**DESCRIPTION OF THE TASK**: Turn the data from its first line through the line containing "page-menu[interactable]: Page ▾" into a Markdown table with the columns Row and Line. Number each line and leave out any blank lines.

Region and label listings

********************

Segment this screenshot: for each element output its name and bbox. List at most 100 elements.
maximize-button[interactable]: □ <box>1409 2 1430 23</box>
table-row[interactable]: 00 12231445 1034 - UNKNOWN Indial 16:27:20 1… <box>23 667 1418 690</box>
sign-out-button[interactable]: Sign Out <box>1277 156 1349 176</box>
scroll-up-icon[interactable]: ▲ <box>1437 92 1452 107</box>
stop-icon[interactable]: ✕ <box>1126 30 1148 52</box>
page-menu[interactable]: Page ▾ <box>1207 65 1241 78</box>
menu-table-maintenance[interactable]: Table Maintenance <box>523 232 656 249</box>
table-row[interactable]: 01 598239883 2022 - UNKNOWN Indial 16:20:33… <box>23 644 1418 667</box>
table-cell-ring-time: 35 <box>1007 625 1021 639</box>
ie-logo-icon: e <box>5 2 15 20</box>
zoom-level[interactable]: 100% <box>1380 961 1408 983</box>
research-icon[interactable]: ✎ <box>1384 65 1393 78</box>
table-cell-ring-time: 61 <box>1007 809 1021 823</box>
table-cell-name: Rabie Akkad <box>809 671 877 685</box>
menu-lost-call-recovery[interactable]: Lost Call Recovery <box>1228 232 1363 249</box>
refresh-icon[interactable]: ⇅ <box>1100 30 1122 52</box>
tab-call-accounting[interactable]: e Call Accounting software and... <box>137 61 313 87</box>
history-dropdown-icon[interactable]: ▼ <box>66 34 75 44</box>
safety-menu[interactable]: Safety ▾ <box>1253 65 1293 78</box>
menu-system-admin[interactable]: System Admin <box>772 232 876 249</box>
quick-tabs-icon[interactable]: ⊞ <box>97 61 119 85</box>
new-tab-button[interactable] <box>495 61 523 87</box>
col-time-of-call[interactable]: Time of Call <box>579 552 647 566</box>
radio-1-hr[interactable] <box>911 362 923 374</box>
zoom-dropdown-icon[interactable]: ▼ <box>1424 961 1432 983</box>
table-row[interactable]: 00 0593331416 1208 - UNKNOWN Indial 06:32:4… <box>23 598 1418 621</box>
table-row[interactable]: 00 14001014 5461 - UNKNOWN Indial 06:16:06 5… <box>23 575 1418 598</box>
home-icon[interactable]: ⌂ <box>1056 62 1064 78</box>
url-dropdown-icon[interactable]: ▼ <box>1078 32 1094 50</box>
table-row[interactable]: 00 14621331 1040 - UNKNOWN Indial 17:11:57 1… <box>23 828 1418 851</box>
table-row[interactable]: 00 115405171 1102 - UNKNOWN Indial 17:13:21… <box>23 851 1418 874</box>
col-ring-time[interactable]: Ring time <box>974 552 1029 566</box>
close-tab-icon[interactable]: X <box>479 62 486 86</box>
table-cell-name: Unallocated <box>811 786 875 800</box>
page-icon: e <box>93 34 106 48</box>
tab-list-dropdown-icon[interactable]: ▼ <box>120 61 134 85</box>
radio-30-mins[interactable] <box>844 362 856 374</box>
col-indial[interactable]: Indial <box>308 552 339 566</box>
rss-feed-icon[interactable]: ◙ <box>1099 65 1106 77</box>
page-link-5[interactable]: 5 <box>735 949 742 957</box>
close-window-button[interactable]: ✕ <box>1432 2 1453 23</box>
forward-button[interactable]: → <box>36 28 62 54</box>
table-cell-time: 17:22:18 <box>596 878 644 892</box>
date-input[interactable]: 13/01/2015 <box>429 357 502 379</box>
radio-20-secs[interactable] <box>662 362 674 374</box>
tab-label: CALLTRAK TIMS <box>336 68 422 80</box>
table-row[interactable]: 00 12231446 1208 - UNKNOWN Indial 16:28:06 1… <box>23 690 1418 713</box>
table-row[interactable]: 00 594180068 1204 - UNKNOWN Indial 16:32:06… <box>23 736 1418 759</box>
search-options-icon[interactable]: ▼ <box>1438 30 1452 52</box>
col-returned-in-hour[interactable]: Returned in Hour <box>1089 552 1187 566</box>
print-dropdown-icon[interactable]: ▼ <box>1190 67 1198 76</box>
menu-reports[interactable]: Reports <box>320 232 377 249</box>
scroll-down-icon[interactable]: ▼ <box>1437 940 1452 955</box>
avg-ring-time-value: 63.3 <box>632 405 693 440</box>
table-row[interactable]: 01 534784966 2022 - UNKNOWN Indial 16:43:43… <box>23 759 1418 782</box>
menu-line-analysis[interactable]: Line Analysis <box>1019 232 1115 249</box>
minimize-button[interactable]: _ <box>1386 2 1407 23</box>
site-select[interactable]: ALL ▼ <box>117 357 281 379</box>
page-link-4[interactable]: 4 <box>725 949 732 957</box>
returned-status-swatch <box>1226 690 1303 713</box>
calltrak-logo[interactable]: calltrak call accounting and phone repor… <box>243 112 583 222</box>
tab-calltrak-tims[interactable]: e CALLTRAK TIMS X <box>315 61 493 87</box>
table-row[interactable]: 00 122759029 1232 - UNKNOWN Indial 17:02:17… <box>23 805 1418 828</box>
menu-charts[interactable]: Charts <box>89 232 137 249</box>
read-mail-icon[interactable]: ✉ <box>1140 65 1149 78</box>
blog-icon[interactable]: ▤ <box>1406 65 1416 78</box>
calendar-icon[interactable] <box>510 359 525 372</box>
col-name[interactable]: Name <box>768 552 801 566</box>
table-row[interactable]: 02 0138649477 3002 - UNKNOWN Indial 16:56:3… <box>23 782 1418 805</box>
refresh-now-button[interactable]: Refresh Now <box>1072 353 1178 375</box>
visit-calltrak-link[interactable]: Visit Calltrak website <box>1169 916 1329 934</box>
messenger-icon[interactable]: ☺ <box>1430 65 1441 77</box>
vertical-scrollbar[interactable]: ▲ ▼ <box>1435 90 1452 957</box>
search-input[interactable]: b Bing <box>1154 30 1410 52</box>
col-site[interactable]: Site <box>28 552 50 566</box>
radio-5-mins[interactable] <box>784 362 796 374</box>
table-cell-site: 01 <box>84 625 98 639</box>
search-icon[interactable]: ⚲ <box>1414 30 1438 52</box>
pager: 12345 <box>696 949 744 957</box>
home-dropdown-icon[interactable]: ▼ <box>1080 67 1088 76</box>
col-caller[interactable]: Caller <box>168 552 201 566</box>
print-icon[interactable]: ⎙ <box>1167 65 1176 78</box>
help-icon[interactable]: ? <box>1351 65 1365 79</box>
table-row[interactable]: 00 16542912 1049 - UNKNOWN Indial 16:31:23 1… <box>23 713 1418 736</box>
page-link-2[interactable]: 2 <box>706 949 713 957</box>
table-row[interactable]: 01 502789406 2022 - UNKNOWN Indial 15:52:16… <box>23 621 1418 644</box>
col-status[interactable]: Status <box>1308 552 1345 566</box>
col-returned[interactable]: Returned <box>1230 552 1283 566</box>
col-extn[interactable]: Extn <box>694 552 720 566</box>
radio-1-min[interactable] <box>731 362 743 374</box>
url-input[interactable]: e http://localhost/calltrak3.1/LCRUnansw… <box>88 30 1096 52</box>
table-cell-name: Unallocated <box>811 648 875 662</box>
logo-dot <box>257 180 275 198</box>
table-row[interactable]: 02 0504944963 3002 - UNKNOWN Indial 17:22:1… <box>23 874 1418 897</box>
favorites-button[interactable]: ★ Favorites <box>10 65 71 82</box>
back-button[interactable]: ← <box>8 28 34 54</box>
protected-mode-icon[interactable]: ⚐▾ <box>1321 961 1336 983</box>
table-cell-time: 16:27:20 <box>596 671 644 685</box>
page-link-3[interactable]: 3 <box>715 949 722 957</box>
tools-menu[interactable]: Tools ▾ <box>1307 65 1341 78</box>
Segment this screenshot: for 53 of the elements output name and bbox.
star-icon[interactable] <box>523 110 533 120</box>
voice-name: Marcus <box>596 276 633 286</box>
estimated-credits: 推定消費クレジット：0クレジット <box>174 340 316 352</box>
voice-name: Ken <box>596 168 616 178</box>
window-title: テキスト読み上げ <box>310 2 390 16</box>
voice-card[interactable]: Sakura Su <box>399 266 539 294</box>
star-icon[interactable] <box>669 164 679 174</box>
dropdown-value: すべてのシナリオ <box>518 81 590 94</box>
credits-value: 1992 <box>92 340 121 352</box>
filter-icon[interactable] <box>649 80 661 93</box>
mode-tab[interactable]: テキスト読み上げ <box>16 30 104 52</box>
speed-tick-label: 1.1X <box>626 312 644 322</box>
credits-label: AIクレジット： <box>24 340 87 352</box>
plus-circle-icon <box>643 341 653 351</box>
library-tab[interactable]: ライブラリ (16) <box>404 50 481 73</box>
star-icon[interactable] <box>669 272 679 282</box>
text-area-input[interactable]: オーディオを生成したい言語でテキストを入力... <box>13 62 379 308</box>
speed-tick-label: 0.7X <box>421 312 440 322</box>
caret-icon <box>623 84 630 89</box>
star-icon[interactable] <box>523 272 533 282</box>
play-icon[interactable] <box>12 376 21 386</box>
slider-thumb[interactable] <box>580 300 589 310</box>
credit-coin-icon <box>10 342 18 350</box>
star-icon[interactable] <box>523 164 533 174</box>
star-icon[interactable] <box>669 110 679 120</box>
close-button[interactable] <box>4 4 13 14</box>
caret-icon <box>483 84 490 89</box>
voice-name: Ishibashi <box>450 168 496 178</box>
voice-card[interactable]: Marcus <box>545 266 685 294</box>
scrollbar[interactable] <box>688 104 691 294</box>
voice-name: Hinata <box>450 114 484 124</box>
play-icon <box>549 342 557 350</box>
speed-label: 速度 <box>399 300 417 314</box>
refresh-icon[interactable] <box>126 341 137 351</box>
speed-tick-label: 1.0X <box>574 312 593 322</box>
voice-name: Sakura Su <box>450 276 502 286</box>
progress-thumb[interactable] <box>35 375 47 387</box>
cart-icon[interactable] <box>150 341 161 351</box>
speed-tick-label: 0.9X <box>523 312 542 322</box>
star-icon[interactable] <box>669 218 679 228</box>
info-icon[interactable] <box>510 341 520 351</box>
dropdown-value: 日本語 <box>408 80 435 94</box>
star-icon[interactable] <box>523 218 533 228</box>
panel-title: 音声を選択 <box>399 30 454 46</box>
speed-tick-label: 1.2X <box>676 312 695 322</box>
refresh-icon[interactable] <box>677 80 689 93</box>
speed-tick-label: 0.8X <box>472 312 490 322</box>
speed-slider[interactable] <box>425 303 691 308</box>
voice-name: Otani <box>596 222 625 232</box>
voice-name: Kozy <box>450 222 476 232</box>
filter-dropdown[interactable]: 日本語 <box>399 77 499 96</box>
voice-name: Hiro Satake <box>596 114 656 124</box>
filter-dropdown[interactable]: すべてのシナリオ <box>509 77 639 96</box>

********************

**RESPONSE TO THIS TASK**:
| Row | Line |
|---|---|
| 1 | Segment this screenshot: for each element output its name and bbox. List at most 100 elements. |
| 2 | maximize-button[interactable]: □ <box>1409 2 1430 23</box> |
| 3 | table-row[interactable]: 00 12231445 1034 - UNKNOWN Indial 16:27:20 1… <box>23 667 1418 690</box> |
| 4 | sign-out-button[interactable]: Sign Out <box>1277 156 1349 176</box> |
| 5 | scroll-up-icon[interactable]: ▲ <box>1437 92 1452 107</box> |
| 6 | stop-icon[interactable]: ✕ <box>1126 30 1148 52</box> |
| 7 | page-menu[interactable]: Page ▾ <box>1207 65 1241 78</box> |